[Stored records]
────────────────────

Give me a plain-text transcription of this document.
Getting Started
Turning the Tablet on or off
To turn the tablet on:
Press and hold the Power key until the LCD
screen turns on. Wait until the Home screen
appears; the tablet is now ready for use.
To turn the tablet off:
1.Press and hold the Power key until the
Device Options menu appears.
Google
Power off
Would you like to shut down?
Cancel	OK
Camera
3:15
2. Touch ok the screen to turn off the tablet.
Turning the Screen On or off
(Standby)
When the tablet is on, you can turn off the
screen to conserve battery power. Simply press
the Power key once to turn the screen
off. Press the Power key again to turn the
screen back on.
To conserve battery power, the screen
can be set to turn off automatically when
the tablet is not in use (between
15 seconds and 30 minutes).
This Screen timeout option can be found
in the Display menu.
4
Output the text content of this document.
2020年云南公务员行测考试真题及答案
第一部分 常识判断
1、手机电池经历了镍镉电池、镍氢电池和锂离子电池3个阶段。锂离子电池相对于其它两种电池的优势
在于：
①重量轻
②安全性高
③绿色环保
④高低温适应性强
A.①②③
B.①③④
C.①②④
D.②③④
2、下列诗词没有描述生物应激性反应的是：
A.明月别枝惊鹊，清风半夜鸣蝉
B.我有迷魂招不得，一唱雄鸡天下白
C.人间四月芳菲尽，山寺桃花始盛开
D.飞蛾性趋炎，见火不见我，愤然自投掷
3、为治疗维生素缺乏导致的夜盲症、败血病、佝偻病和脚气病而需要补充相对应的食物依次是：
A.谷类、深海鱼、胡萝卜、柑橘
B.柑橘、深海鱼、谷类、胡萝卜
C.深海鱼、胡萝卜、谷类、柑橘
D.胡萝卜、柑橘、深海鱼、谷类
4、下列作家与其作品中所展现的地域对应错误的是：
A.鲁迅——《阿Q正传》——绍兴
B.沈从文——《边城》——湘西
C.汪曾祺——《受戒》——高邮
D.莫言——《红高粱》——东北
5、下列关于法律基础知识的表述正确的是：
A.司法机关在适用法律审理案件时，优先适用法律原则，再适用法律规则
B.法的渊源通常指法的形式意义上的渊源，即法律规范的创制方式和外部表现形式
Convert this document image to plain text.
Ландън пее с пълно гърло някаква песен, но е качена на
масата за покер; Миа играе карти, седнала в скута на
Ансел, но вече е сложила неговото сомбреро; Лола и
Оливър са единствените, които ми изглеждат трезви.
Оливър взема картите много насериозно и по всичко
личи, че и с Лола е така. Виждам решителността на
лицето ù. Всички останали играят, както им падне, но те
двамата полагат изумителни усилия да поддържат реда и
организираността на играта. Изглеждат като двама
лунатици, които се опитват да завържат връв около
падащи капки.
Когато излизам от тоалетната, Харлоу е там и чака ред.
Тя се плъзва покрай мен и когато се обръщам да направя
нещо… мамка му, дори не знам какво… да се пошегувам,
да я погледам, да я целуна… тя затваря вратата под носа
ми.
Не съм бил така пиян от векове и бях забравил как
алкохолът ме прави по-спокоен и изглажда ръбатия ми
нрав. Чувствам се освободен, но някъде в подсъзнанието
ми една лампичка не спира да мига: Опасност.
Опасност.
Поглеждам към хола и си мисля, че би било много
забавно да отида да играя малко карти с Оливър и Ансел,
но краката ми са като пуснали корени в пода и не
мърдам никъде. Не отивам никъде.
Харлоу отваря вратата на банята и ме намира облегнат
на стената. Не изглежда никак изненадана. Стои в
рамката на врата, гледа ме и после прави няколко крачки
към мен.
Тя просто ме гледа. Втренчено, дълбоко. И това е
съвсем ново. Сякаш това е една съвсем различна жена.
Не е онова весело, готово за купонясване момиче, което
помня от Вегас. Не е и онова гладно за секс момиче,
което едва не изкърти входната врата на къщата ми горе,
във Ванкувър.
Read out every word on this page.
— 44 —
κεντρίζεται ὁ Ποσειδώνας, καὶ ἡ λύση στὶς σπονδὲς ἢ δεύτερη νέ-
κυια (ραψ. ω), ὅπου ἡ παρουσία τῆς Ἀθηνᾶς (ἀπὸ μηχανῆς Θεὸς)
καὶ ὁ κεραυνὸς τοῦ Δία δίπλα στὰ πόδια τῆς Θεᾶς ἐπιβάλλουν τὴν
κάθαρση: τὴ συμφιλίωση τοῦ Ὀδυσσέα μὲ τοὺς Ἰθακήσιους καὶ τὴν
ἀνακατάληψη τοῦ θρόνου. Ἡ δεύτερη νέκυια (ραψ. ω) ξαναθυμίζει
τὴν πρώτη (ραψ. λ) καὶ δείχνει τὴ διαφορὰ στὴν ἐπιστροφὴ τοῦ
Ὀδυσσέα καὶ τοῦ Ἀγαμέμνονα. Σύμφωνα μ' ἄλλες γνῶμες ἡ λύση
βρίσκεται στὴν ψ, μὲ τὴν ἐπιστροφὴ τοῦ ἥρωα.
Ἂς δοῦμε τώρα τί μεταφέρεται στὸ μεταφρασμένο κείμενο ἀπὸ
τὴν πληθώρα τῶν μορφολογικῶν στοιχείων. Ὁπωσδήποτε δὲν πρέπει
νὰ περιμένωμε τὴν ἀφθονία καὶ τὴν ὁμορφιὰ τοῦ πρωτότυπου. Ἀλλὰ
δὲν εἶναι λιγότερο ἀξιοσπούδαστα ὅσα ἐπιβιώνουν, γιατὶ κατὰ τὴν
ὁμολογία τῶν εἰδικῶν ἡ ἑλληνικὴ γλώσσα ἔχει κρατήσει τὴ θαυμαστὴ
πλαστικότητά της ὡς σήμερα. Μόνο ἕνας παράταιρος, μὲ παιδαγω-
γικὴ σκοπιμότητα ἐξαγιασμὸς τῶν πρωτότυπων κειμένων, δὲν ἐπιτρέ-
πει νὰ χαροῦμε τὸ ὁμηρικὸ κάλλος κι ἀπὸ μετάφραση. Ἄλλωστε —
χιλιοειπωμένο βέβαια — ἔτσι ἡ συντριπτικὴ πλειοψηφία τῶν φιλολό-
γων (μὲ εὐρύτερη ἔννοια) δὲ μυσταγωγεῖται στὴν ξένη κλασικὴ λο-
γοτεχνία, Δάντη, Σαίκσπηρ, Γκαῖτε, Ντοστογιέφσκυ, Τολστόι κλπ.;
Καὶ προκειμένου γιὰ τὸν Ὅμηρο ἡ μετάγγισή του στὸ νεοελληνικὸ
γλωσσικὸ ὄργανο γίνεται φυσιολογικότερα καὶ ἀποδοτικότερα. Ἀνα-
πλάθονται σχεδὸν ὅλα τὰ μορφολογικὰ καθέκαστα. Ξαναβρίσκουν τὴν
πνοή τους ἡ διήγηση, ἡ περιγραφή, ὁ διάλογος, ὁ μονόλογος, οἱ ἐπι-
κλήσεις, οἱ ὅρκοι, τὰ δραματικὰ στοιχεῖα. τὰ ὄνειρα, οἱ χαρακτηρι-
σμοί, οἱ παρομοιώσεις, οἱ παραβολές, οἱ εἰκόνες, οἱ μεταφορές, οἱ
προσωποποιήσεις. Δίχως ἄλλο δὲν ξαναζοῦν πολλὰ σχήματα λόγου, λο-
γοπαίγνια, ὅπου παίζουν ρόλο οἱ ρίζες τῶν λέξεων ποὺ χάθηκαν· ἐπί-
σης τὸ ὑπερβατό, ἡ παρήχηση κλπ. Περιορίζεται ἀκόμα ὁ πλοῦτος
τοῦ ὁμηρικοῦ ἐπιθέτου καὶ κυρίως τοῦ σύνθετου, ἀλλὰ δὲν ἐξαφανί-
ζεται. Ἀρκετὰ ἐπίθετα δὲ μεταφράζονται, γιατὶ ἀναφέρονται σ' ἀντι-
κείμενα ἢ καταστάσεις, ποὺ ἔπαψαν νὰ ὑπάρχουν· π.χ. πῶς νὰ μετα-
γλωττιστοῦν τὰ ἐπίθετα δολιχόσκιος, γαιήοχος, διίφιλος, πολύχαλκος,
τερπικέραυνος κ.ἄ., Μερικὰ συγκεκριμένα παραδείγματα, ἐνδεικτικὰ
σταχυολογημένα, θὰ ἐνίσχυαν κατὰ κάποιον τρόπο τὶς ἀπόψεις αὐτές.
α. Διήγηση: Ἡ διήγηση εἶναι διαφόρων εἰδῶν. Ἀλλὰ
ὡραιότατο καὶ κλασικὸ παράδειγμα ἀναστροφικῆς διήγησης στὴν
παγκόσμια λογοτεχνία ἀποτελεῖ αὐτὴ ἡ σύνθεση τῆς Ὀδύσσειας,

────────────────────

__EXERCISE__
Copy out every line of the listing that contains the string "κατὰ".

__COMPLETE RESPONSE__
δὲν εἶναι λιγότερο ἀξιοσπούδαστα ὅσα ἐπιβιώνουν, γιατὶ κατὰ τὴν
σταχυολογημένα, θὰ ἐνίσχυαν κατὰ κάποιον τρόπο τὶς ἀπόψεις αὐτές.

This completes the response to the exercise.